_Task prompt:_ Revise the passage on fine-granular rego rules from the words "Fine-granular rego rules" through "check is fulfilled.", and put "caller" in place of "user" wherever it occurs in that part.

(Passage Opens)

Fine-granular rego rules

The hdfs-utils repository contains a more production-ready rego-rule here. With a few minor differences (e.g. Pod names) it is the same rego rule that is used in this integration test.

Access is granted by looking at three bits of information that must be supplied for every rego-rule callout:

  • the identity of the user

  • the resource requested by the user

  • the operation which the user wants to perform on the resource

Each operation has an implicit action-level attribute e.g. create requires at least read-write permissions. This action attribute is then checked against the permissions assigned to the user by an ACL and the operation is permitted if this check is fulfilled.

The basic structure of this rego rule is shown below (you can refer to the full here).

Rego rule outline
package hdfs

import rego.v1

# Turn off access by default.
default allow := false
default matches_identity(identity) := false

# Check access in order of increasing specificity (i.e. identity first).
# Deny access as "early" as possible.
allow if {
    some acl in acls
    matches_resource(input.path, acl.resource)
    action_sufficient_for_operation(acl.action, input.operationName)

# Identity checks based on e.g.
# - explicit matches on the (long) userName or shortUsername
# - regex matches
# - the group membership (simple- or regex-matches on long-or short-username)
matches_identity(identity) if {

# Resource checks on e.g.
# - explicit file- or directory-mentions
# - inclusion of the file in recursively applied access rights
matches_resource(file, resource) if {

# Check the operation and its implicit action against an ACL
action_sufficient_for_operation(action, operation) if {
    action_hierarchy[action][_] == action_for_operation[operation]

action_hierarchy := {
    "full": ["full", "rw", "ro"],
    "rw": ["rw", "ro"],
    "ro": ["ro"],

# This should contain a list of all HDFS actions relevant to the application
action_for_operation := {
    "abandonBlock": "rw",

acls := [
        "identity": "group:admins",
        "action": "full",
        "resource": "hdfs:dir:/",

The full file in the hdfs-utils repository contains extra documentary information such as a listing of HDFS actions that would not typically be subject to an ACL. In hdfs-utils there is also a test file to verify the rules, where different asserts are applied to the rules. Take the test case below as an example:

test_admin_access_to_developers if {
    allow with input as {
        "callerUgi": {
            "shortUserName": "admin",
            "userName": "admin/test-hdfs-permissions.default.svc.cluster.local@CLUSTER.LOCAL",
        "path": "/developers/file",
        "operationName": "create",

This test passes through the following steps:

1. Does the user or group exist in the ACL?

(Passage Closes)
(Data listing Opens)

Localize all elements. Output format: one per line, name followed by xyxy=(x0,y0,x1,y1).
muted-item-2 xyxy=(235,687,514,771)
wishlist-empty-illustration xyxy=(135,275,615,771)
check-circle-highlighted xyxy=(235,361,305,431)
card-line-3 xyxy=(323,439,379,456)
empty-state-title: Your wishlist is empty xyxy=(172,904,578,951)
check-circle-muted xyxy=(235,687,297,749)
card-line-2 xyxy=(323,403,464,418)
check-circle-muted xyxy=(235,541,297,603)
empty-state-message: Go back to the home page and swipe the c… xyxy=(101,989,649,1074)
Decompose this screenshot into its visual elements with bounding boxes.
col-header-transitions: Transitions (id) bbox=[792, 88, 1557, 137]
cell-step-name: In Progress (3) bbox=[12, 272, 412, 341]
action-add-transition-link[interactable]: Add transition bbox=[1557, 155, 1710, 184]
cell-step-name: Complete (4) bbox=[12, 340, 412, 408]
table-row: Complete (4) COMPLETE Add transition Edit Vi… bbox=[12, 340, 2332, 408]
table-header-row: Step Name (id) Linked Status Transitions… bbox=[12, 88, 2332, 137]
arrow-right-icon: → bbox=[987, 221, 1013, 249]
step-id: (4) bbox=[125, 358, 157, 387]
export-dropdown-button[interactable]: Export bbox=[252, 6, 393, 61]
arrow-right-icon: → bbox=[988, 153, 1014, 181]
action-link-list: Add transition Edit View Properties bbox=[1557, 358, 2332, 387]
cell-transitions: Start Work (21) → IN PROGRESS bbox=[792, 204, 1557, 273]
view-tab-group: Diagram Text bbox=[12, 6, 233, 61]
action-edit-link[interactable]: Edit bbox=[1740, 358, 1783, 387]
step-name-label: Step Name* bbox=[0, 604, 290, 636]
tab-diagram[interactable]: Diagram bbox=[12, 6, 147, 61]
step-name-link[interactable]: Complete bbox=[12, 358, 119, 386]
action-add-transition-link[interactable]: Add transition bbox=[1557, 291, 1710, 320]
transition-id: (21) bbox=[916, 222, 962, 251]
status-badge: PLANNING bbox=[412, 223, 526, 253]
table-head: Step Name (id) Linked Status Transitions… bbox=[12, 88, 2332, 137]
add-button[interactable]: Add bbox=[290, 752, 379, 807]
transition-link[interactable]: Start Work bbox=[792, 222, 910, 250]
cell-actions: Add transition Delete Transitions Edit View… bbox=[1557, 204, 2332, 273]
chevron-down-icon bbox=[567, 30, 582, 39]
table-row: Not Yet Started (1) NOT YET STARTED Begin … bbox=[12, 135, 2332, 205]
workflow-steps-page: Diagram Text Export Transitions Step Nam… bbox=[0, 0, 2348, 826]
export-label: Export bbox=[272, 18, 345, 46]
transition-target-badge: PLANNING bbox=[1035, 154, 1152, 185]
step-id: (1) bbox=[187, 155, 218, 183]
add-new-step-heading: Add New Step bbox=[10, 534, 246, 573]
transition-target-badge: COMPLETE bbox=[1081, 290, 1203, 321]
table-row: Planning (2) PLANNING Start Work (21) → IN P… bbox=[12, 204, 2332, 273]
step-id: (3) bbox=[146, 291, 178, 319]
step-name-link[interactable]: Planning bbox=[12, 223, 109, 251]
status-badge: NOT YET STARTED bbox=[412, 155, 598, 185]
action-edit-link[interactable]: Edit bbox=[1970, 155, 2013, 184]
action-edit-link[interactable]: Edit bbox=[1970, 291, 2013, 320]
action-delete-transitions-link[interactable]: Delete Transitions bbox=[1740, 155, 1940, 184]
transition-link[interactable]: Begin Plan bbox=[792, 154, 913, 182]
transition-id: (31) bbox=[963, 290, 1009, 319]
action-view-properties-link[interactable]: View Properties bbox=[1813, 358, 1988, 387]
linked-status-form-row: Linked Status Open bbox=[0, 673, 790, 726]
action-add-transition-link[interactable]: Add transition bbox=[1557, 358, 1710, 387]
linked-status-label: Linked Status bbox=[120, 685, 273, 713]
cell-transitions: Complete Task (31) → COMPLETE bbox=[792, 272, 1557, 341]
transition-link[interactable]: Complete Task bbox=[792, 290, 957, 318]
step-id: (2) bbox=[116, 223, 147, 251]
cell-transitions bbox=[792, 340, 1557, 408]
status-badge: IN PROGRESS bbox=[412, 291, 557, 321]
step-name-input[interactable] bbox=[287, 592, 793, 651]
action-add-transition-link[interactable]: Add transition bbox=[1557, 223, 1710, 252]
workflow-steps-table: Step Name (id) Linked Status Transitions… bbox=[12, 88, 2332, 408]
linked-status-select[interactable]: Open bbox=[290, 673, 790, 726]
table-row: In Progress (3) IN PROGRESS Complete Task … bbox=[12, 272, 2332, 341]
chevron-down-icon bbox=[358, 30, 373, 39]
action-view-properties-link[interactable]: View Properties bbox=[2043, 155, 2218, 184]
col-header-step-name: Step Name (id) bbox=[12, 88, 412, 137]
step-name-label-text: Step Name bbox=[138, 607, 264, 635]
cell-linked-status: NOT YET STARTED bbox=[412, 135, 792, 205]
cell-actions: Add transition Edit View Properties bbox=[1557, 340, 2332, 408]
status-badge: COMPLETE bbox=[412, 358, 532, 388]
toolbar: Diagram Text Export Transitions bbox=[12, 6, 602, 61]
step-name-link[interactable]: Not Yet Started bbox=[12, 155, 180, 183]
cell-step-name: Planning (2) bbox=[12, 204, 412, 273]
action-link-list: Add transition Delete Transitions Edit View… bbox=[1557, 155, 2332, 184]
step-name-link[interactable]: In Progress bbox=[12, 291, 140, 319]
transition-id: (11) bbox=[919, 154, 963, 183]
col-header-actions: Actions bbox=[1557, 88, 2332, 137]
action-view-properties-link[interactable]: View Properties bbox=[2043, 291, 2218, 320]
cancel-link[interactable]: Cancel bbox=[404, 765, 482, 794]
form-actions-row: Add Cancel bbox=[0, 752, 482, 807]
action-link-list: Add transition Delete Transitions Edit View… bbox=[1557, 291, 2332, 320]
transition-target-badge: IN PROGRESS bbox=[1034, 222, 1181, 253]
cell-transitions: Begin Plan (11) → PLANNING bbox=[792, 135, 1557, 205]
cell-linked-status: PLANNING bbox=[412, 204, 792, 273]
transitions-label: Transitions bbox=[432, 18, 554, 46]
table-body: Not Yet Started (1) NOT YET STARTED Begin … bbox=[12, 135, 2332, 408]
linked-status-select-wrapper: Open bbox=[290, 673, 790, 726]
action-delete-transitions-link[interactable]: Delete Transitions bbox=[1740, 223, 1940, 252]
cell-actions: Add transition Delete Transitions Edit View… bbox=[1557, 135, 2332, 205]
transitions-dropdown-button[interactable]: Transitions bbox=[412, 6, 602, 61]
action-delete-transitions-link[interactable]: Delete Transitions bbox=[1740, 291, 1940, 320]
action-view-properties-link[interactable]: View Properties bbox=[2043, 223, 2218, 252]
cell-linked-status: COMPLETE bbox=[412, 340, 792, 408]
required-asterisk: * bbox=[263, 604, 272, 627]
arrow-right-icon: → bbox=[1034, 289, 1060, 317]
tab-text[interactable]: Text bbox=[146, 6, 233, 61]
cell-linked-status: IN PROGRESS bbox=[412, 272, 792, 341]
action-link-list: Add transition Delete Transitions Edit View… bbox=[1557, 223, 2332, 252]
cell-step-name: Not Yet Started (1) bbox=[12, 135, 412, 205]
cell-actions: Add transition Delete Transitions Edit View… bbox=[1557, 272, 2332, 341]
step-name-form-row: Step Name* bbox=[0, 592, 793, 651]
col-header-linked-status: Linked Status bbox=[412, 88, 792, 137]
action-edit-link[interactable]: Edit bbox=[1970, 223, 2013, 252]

(Data listing Closes)

_Expected answer:_
Fine-granular rego rules

The hdfs-utils repository contains a more production-ready rego-rule here. With a few minor differences (e.g. Pod names) it is the same rego rule that is used in this integration test.

Access is granted by looking at three bits of information that must be supplied for every rego-rule callout:

  • the identity of the caller

  • the resource requested by the caller

  • the operation which the caller wants to perform on the resource

Each operation has an implicit action-level attribute e.g. create requires at least read-write permissions. This action attribute is then checked against the permissions assigned to the caller by an ACL and the operation is permitted if this check is fulfilled.